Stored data
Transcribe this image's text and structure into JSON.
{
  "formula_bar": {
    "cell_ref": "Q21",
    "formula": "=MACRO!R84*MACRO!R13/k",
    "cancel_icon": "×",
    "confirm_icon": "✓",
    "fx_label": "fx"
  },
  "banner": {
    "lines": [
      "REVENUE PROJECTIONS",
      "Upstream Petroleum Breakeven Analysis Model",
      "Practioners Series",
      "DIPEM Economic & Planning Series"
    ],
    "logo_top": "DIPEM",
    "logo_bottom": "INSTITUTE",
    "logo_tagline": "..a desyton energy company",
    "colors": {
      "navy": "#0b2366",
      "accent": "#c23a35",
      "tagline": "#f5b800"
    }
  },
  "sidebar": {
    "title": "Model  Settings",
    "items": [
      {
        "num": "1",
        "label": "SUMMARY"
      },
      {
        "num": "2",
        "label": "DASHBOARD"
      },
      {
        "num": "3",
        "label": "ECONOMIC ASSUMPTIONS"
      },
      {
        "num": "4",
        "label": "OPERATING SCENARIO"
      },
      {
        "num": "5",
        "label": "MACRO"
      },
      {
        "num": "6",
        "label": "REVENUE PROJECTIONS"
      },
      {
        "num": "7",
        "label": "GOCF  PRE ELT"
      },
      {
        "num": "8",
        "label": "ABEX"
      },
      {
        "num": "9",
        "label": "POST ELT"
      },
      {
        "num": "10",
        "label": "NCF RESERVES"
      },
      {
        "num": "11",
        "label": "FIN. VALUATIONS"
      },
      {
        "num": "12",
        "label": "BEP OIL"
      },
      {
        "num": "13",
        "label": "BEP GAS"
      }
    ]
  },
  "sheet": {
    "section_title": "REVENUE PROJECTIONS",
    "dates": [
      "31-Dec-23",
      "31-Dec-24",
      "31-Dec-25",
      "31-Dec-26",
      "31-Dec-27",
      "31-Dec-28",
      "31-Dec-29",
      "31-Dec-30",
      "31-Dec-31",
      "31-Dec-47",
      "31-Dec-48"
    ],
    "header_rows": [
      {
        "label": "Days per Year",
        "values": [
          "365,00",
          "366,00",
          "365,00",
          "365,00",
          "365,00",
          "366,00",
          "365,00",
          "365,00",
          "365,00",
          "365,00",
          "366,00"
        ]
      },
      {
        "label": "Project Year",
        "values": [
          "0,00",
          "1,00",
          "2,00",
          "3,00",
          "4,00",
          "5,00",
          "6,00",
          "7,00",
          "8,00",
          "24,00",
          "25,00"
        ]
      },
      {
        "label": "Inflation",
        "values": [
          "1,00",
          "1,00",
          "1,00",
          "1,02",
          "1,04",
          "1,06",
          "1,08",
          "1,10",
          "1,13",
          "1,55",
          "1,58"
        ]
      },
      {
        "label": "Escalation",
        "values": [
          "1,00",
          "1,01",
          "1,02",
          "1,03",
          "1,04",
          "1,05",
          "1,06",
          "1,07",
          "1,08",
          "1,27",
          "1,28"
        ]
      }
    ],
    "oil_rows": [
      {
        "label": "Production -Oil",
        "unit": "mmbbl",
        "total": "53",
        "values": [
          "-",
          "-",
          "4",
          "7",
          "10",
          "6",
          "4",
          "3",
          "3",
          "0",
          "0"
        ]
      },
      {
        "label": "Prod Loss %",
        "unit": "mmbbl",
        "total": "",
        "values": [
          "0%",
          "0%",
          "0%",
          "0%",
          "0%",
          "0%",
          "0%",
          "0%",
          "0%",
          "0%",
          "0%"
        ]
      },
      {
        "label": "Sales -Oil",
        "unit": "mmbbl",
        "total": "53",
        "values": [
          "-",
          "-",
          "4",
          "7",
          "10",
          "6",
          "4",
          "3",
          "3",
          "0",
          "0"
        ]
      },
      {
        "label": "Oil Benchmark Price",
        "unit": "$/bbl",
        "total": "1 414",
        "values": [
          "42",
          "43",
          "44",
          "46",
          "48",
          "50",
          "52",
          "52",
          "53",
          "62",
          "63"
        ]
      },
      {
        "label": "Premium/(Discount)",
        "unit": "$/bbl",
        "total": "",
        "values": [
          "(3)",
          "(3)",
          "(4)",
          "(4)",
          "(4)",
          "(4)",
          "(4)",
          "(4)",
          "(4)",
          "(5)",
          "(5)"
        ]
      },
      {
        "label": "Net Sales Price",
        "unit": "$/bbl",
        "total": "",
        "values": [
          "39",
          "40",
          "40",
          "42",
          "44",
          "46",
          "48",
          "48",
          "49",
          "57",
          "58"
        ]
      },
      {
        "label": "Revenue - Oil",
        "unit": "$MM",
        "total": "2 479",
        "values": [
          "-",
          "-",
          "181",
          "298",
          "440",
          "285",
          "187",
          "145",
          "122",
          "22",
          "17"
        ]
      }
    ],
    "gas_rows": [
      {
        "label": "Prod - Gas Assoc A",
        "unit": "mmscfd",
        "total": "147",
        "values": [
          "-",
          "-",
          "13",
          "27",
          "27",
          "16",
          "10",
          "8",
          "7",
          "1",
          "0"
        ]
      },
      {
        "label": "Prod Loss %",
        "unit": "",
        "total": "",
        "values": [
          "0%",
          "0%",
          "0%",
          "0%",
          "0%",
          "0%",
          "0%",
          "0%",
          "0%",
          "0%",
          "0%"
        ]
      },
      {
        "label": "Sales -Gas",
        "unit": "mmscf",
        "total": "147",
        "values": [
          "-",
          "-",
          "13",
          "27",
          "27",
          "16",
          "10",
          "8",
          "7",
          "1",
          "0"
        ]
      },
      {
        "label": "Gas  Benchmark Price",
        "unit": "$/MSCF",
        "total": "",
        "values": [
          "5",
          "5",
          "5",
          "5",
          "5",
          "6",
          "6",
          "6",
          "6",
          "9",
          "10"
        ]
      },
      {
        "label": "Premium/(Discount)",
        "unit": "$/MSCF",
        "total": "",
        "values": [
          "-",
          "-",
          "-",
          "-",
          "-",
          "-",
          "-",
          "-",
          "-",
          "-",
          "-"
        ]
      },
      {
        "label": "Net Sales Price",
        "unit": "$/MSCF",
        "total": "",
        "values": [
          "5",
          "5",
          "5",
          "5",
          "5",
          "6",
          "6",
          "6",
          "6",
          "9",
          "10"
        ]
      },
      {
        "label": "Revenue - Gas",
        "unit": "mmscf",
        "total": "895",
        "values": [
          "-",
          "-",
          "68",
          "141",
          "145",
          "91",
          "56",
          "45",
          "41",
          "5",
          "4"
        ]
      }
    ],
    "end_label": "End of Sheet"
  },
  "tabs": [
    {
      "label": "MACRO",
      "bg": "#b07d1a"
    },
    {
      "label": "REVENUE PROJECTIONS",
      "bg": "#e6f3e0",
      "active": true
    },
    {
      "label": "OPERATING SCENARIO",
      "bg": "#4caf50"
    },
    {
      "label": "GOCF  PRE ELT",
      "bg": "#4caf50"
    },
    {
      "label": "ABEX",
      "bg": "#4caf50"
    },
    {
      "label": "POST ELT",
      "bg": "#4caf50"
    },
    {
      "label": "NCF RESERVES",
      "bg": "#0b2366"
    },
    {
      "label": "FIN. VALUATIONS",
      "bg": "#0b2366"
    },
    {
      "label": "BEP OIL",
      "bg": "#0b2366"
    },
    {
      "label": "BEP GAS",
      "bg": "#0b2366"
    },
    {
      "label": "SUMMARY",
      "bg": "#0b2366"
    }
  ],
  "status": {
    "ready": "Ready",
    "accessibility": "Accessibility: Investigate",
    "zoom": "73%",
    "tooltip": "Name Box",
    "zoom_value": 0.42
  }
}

--- Your task ---
Word for word, quote all of the data above.

--- Solution ---
Transcribe this image's text and structure into JSON.
{
  "formula_bar": {
    "cell_ref": "Q21",
    "formula": "=MACRO!R84*MACRO!R13/k",
    "cancel_icon": "×",
    "confirm_icon": "✓",
    "fx_label": "fx"
  },
  "banner": {
    "lines": [
      "REVENUE PROJECTIONS",
      "Upstream Petroleum Breakeven Analysis Model",
      "Practioners Series",
      "DIPEM Economic & Planning Series"
    ],
    "logo_top": "DIPEM",
    "logo_bottom": "INSTITUTE",
    "logo_tagline": "..a desyton energy company",
    "colors": {
      "navy": "#0b2366",
      "accent": "#c23a35",
      "tagline": "#f5b800"
    }
  },
  "sidebar": {
    "title": "Model  Settings",
    "items": [
      {
        "num": "1",
        "label": "SUMMARY"
      },
      {
        "num": "2",
        "label": "DASHBOARD"
      },
      {
        "num": "3",
        "label": "ECONOMIC ASSUMPTIONS"
      },
      {
        "num": "4",
        "label": "OPERATING SCENARIO"
      },
      {
        "num": "5",
        "label": "MACRO"
      },
      {
        "num": "6",
        "label": "REVENUE PROJECTIONS"
      },
      {
        "num": "7",
        "label": "GOCF  PRE ELT"
      },
      {
        "num": "8",
        "label": "ABEX"
      },
      {
        "num": "9",
        "label": "POST ELT"
      },
      {
        "num": "10",
        "label": "NCF RESERVES"
      },
      {
        "num": "11",
        "label": "FIN. VALUATIONS"
      },
      {
        "num": "12",
        "label": "BEP OIL"
      },
      {
        "num": "13",
        "label": "BEP GAS"
      }
    ]
  },
  "sheet": {
    "section_title": "REVENUE PROJECTIONS",
    "dates": [
      "31-Dec-23",
      "31-Dec-24",
      "31-Dec-25",
      "31-Dec-26",
      "31-Dec-27",
      "31-Dec-28",
      "31-Dec-29",
      "31-Dec-30",
      "31-Dec-31",
      "31-Dec-47",
      "31-Dec-48"
    ],
    "header_rows": [
      {
        "label": "Days per Year",
        "values": [
          "365,00",
          "366,00",
          "365,00",
          "365,00",
          "365,00",
          "366,00",
          "365,00",
          "365,00",
          "365,00",
          "365,00",
          "366,00"
        ]
      },
      {
        "label": "Project Year",
        "values": [
          "0,00",
          "1,00",
          "2,00",
          "3,00",
          "4,00",
          "5,00",
          "6,00",
          "7,00",
          "8,00",
          "24,00",
          "25,00"
        ]
      },
      {
        "label": "Inflation",
        "values": [
          "1,00",
          "1,00",
          "1,00",
          "1,02",
          "1,04",
          "1,06",
          "1,08",
          "1,10",
          "1,13",
          "1,55",
          "1,58"
        ]
      },
      {
        "label": "Escalation",
        "values": [
          "1,00",
          "1,01",
          "1,02",
          "1,03",
          "1,04",
          "1,05",
          "1,06",
          "1,07",
          "1,08",
          "1,27",
          "1,28"
        ]
      }
    ],
    "oil_rows": [
      {
        "label": "Production -Oil",
        "unit": "mmbbl",
        "total": "53",
        "values": [
          "-",
          "-",
          "4",
          "7",
          "10",
          "6",
          "4",
          "3",
          "3",
          "0",
          "0"
        ]
      },
      {
        "label": "Prod Loss %",
        "unit": "mmbbl",
        "total": "",
        "values": [
          "0%",
          "0%",
          "0%",
          "0%",
          "0%",
          "0%",
          "0%",
          "0%",
          "0%",
          "0%",
          "0%"
        ]
      },
      {
        "label": "Sales -Oil",
        "unit": "mmbbl",
        "total": "53",
        "values": [
          "-",
          "-",
          "4",
          "7",
          "10",
          "6",
          "4",
          "3",
          "3",
          "0",
          "0"
        ]
      },
      {
        "label": "Oil Benchmark Price",
        "unit": "$/bbl",
        "total": "1 414",
        "values": [
          "42",
          "43",
          "44",
          "46",
          "48",
          "50",
          "52",
          "52",
          "53",
          "62",
          "63"
        ]
      },
      {
        "label": "Premium/(Discount)",
        "unit": "$/bbl",
        "total": "",
        "values": [
          "(3)",
          "(3)",
          "(4)",
          "(4)",
          "(4)",
          "(4)",
          "(4)",
          "(4)",
          "(4)",
          "(5)",
          "(5)"
        ]
      },
      {
        "label": "Net Sales Price",
        "unit": "$/bbl",
        "total": "",
        "values": [
          "39",
          "40",
          "40",
          "42",
          "44",
          "46",
          "48",
          "48",
          "49",
          "57",
          "58"
        ]
      },
      {
        "label": "Revenue - Oil",
        "unit": "$MM",
        "total": "2 479",
        "values": [
          "-",
          "-",
          "181",
          "298",
          "440",
          "285",
          "187",
          "145",
          "122",
          "22",
          "17"
        ]
      }
    ],
    "gas_rows": [
      {
        "label": "Prod - Gas Assoc A",
        "unit": "mmscfd",
        "total": "147",
        "values": [
          "-",
          "-",
          "13",
          "27",
          "27",
          "16",
          "10",
          "8",
          "7",
          "1",
          "0"
        ]
      },
      {
        "label": "Prod Loss %",
        "unit": "",
        "total": "",
        "values": [
          "0%",
          "0%",
          "0%",
          "0%",
          "0%",
          "0%",
          "0%",
          "0%",
          "0%",
          "0%",
          "0%"
        ]
      },
      {
        "label": "Sales -Gas",
        "unit": "mmscf",
        "total": "147",
        "values": [
          "-",
          "-",
          "13",
          "27",
          "27",
          "16",
          "10",
          "8",
          "7",
          "1",
          "0"
        ]
      },
      {
        "label": "Gas  Benchmark Price",
        "unit": "$/MSCF",
        "total": "",
        "values": [
          "5",
          "5",
          "5",
          "5",
          "5",
          "6",
          "6",
          "6",
          "6",
          "9",
          "10"
        ]
      },
      {
        "label": "Premium/(Discount)",
        "unit": "$/MSCF",
        "total": "",
        "values": [
          "-",
          "-",
          "-",
          "-",
          "-",
          "-",
          "-",
          "-",
          "-",
          "-",
          "-"
        ]
      },
      {
        "label": "Net Sales Price",
        "unit": "$/MSCF",
        "total": "",
        "values": [
          "5",
          "5",
          "5",
          "5",
          "5",
          "6",
          "6",
          "6",
          "6",
          "9",
          "10"
        ]
      },
      {
        "label": "Revenue - Gas",
        "unit": "mmscf",
        "total": "895",
        "values": [
          "-",
          "-",
          "68",
          "141",
          "145",
          "91",
          "56",
          "45",
          "41",
          "5",
          "4"
        ]
      }
    ],
    "end_label": "End of Sheet"
  },
  "tabs": [
    {
      "label": "MACRO",
      "bg": "#b07d1a"
    },
    {
      "label": "REVENUE PROJECTIONS",
      "bg": "#e6f3e0",
      "active": true
    },
    {
      "label": "OPERATING SCENARIO",
      "bg": "#4caf50"
    },
    {
      "label": "GOCF  PRE ELT",
      "bg": "#4caf50"
    },
    {
      "label": "ABEX",
      "bg": "#4caf50"
    },
    {
      "label": "POST ELT",
      "bg": "#4caf50"
    },
    {
      "label": "NCF RESERVES",
      "bg": "#0b2366"
    },
    {
      "label": "FIN. VALUATIONS",
      "bg": "#0b2366"
    },
    {
      "label": "BEP OIL",
      "bg": "#0b2366"
    },
    {
      "label": "BEP GAS",
      "bg": "#0b2366"
    },
    {
      "label": "SUMMARY",
      "bg": "#0b2366"
    }
  ],
  "status": {
    "ready": "Ready",
    "accessibility": "Accessibility: Investigate",
    "zoom": "73%",
    "tooltip": "Name Box",
    "zoom_value": 0.42
  }
}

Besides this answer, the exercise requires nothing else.